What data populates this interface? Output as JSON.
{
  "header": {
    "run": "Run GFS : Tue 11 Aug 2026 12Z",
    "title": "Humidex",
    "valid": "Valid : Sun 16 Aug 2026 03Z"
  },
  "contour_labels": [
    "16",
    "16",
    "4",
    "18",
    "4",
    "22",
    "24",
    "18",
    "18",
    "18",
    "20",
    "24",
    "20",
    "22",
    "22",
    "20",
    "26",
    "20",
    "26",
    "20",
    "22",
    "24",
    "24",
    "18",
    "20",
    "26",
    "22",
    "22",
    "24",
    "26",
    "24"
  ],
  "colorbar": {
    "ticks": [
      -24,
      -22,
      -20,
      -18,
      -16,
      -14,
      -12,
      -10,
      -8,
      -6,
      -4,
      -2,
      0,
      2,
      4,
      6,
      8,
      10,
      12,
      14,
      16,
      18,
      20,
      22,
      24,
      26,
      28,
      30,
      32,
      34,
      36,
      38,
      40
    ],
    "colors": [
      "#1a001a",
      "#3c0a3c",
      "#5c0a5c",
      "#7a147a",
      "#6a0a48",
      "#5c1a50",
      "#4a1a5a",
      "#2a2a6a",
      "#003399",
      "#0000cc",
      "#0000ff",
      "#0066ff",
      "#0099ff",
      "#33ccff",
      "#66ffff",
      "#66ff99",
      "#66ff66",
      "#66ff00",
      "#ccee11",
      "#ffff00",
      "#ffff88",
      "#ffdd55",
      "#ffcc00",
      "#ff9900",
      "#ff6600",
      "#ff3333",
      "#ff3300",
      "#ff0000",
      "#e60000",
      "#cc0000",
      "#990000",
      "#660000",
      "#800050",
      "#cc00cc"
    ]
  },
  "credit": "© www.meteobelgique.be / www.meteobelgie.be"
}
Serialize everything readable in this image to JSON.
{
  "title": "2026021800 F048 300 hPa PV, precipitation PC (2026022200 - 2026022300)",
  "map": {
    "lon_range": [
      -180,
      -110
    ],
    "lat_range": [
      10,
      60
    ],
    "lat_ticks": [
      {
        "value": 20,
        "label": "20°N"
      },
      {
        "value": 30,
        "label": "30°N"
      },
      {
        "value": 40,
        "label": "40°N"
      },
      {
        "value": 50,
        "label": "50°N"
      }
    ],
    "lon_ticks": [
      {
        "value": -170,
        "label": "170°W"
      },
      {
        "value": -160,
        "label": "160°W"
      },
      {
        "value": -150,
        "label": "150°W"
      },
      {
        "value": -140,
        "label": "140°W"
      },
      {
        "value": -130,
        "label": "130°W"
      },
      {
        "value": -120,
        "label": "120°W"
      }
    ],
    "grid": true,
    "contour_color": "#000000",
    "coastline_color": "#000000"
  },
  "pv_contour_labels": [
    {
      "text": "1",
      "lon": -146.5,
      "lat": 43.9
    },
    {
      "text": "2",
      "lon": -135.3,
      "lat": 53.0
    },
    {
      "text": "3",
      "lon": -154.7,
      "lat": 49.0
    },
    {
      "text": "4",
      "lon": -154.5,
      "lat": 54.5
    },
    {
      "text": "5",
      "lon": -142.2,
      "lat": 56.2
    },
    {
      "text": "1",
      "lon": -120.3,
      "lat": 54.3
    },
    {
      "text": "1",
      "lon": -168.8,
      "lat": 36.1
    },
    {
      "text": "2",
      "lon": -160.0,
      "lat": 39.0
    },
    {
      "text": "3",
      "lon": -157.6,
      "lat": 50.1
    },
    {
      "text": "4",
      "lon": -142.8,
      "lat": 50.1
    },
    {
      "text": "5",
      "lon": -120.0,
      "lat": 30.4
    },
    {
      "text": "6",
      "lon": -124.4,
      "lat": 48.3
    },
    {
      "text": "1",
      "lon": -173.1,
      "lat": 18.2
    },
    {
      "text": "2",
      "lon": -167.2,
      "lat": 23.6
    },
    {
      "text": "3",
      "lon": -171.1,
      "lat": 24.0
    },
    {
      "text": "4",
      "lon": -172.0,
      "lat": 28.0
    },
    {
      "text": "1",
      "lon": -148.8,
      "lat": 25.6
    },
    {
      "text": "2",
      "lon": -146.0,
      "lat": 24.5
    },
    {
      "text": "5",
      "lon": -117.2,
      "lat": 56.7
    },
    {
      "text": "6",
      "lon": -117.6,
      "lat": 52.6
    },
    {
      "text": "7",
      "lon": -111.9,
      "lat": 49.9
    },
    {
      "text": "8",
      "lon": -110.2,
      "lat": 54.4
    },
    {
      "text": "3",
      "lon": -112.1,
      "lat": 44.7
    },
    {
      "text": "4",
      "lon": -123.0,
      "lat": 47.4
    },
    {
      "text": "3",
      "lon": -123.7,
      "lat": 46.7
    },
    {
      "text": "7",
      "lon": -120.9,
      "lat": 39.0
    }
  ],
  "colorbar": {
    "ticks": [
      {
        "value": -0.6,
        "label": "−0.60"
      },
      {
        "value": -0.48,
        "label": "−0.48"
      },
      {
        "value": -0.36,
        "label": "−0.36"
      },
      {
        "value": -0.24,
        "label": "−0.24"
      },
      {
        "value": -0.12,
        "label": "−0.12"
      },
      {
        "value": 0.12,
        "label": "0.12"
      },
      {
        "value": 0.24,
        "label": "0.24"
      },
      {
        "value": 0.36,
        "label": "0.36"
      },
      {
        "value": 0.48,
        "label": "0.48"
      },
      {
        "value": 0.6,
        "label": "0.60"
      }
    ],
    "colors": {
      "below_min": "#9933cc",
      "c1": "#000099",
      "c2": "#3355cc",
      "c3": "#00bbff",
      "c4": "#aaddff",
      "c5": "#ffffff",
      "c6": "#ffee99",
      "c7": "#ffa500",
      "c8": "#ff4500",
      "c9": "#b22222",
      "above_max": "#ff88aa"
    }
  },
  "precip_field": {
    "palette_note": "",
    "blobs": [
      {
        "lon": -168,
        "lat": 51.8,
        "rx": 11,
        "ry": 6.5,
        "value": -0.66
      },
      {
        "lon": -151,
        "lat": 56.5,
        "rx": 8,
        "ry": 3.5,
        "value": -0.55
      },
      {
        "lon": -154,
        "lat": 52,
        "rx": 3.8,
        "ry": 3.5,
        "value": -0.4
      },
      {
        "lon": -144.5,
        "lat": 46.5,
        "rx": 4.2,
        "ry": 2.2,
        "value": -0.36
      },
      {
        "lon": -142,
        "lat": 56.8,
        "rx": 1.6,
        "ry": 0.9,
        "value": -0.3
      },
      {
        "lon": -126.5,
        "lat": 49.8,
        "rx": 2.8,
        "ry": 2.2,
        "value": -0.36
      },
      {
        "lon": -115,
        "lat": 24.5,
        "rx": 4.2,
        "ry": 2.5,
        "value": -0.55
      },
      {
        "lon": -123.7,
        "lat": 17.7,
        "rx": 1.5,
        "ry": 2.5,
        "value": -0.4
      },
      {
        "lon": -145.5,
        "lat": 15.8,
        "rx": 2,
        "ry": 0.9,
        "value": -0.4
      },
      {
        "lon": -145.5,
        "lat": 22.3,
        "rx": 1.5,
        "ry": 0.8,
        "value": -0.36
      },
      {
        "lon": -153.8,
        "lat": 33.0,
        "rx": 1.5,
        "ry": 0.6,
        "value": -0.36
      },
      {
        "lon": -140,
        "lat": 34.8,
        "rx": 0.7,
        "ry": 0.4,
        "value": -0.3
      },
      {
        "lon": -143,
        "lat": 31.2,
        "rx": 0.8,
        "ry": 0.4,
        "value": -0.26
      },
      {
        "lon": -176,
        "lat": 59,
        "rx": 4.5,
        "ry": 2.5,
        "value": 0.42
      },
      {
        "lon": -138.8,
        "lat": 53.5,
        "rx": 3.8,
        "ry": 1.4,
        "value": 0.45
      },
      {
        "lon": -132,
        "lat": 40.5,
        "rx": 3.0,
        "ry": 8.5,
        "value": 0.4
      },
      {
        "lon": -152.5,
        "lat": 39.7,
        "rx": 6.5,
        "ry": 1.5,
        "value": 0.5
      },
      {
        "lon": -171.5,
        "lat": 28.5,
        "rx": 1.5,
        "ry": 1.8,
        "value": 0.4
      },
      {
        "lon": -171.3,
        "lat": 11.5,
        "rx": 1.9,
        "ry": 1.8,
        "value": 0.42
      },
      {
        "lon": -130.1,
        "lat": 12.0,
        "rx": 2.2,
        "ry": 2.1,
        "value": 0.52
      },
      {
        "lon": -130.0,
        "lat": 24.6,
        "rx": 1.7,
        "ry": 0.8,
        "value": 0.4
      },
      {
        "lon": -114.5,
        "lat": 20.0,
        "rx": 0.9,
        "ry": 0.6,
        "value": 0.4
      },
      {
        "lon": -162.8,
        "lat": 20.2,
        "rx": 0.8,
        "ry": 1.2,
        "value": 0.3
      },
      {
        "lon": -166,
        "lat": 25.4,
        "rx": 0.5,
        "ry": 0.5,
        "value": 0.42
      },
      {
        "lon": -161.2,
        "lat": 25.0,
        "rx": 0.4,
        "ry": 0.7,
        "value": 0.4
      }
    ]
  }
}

□ □ □ □ □ □ □

Check each line above for "this" and return the ones that have it.

What data populates this interface? Output as JSON.
Serialize everything readable in this image to JSON.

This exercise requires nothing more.